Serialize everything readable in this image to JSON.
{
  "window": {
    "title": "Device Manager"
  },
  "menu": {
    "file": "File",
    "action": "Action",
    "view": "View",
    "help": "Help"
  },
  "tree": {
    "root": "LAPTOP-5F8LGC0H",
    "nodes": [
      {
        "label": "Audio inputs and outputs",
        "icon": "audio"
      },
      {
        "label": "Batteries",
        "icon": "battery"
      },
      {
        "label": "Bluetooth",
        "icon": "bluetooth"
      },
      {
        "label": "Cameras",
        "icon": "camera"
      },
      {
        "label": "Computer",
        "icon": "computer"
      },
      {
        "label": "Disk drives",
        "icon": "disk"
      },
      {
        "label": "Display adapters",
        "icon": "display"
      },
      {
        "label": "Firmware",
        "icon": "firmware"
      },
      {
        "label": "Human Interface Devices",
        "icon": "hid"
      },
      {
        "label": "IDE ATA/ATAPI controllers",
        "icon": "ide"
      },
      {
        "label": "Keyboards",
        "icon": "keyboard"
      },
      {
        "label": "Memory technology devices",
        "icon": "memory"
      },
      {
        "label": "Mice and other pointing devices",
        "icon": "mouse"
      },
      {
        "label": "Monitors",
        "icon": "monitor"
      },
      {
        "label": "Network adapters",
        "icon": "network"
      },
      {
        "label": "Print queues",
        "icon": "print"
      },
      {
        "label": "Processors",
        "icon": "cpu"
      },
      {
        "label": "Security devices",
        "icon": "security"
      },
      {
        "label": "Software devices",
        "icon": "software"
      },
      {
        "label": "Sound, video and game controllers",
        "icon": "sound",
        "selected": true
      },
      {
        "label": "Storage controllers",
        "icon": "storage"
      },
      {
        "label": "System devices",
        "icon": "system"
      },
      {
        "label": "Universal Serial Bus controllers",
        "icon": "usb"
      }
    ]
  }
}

::::::::

→ **Problem details**
Reproduce the entries above in full by retyping them exactly.

→ **Solution**
Serialize everything readable in this image to JSON.
{
  "window": {
    "title": "Device Manager"
  },
  "menu": {
    "file": "File",
    "action": "Action",
    "view": "View",
    "help": "Help"
  },
  "tree": {
    "root": "LAPTOP-5F8LGC0H",
    "nodes": [
      {
        "label": "Audio inputs and outputs",
        "icon": "audio"
      },
      {
        "label": "Batteries",
        "icon": "battery"
      },
      {
        "label": "Bluetooth",
        "icon": "bluetooth"
      },
      {
        "label": "Cameras",
        "icon": "camera"
      },
      {
        "label": "Computer",
        "icon": "computer"
      },
      {
        "label": "Disk drives",
        "icon": "disk"
      },
      {
        "label": "Display adapters",
        "icon": "display"
      },
      {
        "label": "Firmware",
        "icon": "firmware"
      },
      {
        "label": "Human Interface Devices",
        "icon": "hid"
      },
      {
        "label": "IDE ATA/ATAPI controllers",
        "icon": "ide"
      },
      {
        "label": "Keyboards",
        "icon": "keyboard"
      },
      {
        "label": "Memory technology devices",
        "icon": "memory"
      },
      {
        "label": "Mice and other pointing devices",
        "icon": "mouse"
      },
      {
        "label": "Monitors",
        "icon": "monitor"
      },
      {
        "label": "Network adapters",
        "icon": "network"
      },
      {
        "label": "Print queues",
        "icon": "print"
      },
      {
        "label": "Processors",
        "icon": "cpu"
      },
      {
        "label": "Security devices",
        "icon": "security"
      },
      {
        "label": "Software devices",
        "icon": "software"
      },
      {
        "label": "Sound, video and game controllers",
        "icon": "sound",
        "selected": true
      },
      {
        "label": "Storage controllers",
        "icon": "storage"
      },
      {
        "label": "System devices",
        "icon": "system"
      },
      {
        "label": "Universal Serial Bus controllers",
        "icon": "usb"
      }
    ]
  }
}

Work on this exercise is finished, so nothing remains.